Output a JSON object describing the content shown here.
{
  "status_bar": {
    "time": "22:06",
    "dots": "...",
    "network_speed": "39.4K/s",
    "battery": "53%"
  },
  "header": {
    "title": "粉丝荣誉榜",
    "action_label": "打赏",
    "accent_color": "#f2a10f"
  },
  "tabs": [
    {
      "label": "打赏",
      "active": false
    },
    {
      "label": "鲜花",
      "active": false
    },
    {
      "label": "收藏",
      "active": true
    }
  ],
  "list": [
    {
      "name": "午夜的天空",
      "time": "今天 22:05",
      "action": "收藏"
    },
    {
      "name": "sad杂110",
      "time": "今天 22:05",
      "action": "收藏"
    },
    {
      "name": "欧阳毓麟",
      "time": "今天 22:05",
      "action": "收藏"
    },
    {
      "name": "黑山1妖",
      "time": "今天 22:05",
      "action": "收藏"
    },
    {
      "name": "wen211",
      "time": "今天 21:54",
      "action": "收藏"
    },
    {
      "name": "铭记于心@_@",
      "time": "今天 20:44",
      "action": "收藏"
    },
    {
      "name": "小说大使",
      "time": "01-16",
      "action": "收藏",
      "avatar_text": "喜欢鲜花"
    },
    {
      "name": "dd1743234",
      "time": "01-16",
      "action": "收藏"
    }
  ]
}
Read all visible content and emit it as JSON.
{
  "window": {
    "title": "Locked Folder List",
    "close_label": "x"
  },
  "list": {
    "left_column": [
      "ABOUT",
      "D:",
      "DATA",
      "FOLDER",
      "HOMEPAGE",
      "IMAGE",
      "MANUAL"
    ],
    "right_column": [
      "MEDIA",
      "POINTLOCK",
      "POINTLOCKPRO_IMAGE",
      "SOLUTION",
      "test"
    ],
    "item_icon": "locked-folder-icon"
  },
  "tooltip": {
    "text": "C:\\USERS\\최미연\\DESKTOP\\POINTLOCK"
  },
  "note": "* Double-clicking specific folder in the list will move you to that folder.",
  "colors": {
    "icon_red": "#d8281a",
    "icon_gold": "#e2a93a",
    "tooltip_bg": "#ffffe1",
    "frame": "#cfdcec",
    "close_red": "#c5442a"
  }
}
^^^^^^^^
Work to complete
Quote verbatim the line containing "Read all visible content and emit it as JSON." and every line after it through the end of the records above.

Result for this exercise
Read all visible content and emit it as JSON.
{
  "window": {
    "title": "Locked Folder List",
    "close_label": "x"
  },
  "list": {
    "left_column": [
      "ABOUT",
      "D:",
      "DATA",
      "FOLDER",
      "HOMEPAGE",
      "IMAGE",
      "MANUAL"
    ],
    "right_column": [
      "MEDIA",
      "POINTLOCK",
      "POINTLOCKPRO_IMAGE",
      "SOLUTION",
      "test"
    ],
    "item_icon": "locked-folder-icon"
  },
  "tooltip": {
    "text": "C:\\USERS\\최미연\\DESKTOP\\POINTLOCK"
  },
  "note": "* Double-clicking specific folder in the list will move you to that folder.",
  "colors": {
    "icon_red": "#d8281a",
    "icon_gold": "#e2a93a",
    "tooltip_bg": "#ffffe1",
    "frame": "#cfdcec",
    "close_red": "#c5442a"
  }
}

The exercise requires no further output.